## Written exercise
Show every line where "folder" occurs.

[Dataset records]

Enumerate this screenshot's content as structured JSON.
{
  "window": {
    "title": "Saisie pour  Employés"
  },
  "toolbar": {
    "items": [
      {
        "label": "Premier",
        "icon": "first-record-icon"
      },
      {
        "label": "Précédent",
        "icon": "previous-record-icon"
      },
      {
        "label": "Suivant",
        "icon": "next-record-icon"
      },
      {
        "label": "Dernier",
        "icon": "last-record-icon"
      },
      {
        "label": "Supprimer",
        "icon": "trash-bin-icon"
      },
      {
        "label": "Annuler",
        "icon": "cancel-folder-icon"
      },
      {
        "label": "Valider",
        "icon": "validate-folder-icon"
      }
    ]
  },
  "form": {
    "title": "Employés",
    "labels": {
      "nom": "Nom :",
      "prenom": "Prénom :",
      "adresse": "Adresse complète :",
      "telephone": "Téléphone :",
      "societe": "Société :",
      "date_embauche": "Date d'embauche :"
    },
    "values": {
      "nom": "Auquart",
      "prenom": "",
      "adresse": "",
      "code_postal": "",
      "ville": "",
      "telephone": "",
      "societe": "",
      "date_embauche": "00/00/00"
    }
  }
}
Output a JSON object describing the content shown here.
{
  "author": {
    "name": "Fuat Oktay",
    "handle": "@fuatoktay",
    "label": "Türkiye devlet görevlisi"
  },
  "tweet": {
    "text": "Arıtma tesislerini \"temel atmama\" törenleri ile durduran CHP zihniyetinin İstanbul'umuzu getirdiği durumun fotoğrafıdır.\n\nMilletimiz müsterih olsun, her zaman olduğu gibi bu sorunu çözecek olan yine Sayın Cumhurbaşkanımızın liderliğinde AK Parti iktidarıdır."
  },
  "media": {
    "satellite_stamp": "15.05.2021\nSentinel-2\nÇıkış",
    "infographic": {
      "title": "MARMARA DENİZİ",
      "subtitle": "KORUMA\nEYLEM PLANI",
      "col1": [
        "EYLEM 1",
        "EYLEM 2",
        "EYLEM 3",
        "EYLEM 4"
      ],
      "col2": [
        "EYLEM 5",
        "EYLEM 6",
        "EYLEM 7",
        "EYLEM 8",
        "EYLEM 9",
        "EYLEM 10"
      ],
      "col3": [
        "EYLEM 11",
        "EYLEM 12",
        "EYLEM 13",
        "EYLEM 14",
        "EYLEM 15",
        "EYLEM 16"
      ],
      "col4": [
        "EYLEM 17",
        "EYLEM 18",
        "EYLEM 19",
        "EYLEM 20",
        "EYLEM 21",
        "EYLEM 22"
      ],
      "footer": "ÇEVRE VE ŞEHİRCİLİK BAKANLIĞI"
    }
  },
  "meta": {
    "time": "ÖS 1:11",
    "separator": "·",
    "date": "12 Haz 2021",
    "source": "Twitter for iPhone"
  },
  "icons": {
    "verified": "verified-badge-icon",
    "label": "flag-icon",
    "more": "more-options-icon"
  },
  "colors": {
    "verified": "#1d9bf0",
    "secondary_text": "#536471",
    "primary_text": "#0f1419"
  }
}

## Response to this exercise
        "icon": "cancel-folder-icon"
        "icon": "validate-folder-icon"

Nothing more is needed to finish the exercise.